> _PAGE TEXT_:

· · · · · · ·

Reputation: 877
let's say I have this: (numpy array)
a=
[0 1 2 3],
[4 5 6 7],
[8 9 10 11]
to get [1,1] which is 5 its diagonal is zero; according to numpy, a.diagonal(0)= [0,5,10]
. How do I get the reverse or the right to left diagonal [2,5,8] for [1,1]? Is this possible?
My original problem is an 8 by 8 (0:7).. I hope that helps
Upvotes: 14
Views: 20967
Reputation: 5877
A number of answers so far. @Akavall is closest as you need to rotate or filip and transpose (equivilant operations). I haven't seen a response from the OP regarding expected behavior on the "long" part of the rectangle.
Generalized solution for a square matrix:
a = array([[ 0, 1, 2, 3, 4],
[ 5, 6, 7, 8, 9],
[10, 11, 12, 13, 14],
[15, 16, 17, 18, 19],
[20, 21, 22, 23, 24]])

· · · · · · ·

> _TASK REQUIREMENTS_:
• 1. Print the part of the numpy question that begins with the words containing "My original problem" and ends with "22, 23, 24]])".
• 2. Decide whether each statement agrees with the numpy question, answering yes or no and quoting the words that settle it: (a) The asker's original problem is an 8 by 8 array. (b) According to numpy, a.diagonal(0) gives [2,5,8]. (c) The reply names @Akavall as closest.

(Dataset entries)

· · · · · · ·

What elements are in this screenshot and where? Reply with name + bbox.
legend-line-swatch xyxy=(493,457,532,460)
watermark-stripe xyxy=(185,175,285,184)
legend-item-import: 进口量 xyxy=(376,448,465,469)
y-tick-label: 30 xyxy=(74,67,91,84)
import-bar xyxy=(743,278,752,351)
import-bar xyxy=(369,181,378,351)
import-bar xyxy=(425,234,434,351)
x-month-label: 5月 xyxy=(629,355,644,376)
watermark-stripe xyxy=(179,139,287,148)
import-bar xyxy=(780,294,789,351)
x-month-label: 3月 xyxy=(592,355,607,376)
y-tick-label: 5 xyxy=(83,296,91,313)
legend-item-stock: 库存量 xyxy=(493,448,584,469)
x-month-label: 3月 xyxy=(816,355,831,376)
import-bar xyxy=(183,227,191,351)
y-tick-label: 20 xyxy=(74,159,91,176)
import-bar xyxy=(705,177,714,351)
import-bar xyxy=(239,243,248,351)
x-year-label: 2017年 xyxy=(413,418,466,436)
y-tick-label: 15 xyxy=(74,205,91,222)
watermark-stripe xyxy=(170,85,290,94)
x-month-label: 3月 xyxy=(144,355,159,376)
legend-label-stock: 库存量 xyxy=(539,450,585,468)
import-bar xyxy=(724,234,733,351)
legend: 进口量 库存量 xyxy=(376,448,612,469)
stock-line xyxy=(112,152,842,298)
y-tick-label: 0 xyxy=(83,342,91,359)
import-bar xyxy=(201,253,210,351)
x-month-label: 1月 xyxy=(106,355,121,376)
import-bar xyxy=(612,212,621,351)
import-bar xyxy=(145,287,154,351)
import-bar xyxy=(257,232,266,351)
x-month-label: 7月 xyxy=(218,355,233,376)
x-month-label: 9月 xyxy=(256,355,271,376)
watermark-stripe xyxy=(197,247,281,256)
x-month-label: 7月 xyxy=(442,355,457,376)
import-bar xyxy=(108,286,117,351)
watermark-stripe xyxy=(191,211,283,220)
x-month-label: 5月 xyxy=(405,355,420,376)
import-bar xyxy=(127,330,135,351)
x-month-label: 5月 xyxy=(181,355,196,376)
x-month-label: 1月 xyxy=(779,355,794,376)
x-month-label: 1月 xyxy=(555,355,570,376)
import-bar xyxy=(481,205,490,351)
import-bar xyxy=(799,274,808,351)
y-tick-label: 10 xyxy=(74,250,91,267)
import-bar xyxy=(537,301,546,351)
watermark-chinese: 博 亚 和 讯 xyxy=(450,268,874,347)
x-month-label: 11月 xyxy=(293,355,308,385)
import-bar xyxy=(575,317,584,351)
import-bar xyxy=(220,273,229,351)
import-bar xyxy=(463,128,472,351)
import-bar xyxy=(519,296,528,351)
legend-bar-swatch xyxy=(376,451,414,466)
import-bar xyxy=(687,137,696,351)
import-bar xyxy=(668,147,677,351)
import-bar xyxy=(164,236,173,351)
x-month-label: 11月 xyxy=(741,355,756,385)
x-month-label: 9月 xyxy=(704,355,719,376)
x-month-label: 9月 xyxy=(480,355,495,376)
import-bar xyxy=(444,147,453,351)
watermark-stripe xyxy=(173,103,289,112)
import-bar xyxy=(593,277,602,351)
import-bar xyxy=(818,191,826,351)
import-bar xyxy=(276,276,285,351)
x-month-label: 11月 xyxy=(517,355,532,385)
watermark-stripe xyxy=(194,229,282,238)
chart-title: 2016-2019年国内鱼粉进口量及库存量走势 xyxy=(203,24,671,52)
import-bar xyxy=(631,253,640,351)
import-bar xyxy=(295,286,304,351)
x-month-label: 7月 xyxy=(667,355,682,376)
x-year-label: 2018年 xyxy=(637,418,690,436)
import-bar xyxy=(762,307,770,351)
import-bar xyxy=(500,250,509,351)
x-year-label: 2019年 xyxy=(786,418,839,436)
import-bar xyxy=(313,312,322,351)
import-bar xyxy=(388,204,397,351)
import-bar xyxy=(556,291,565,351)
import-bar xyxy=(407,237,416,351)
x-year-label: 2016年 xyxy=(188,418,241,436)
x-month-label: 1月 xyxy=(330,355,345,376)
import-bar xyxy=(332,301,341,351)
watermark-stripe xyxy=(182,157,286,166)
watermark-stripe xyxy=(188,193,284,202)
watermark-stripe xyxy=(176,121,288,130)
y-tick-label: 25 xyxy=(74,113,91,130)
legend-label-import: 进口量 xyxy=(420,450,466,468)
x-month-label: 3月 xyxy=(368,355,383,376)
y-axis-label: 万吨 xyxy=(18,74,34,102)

· · · · · · ·

> _SOLUTIONS FOR EACH TASK_:
• 1.
My original problem is an 8 by 8 (0:7).. I hope that helps
Upvotes: 14
Views: 20967
Reputation: 5877
A number of answers so far. @Akavall is closest as you need to rotate or filip and transpose (equivilant operations). I haven't seen a response from the OP regarding expected behavior on the "long" part of the rectangle.
Generalized solution for a square matrix:
a = array([[ 0, 1, 2, 3, 4],
[ 5, 6, 7, 8, 9],
[10, 11, 12, 13, 14],
[15, 16, 17, 18, 19],
[20, 21, 22, 23, 24]])

• 2.
(a) Yes: "My original problem is an 8 by 8 (0:7)"
(b) No: "according to numpy, a.diagonal(0)= [0,5,10]"
(c) Yes: "@Akavall is closest"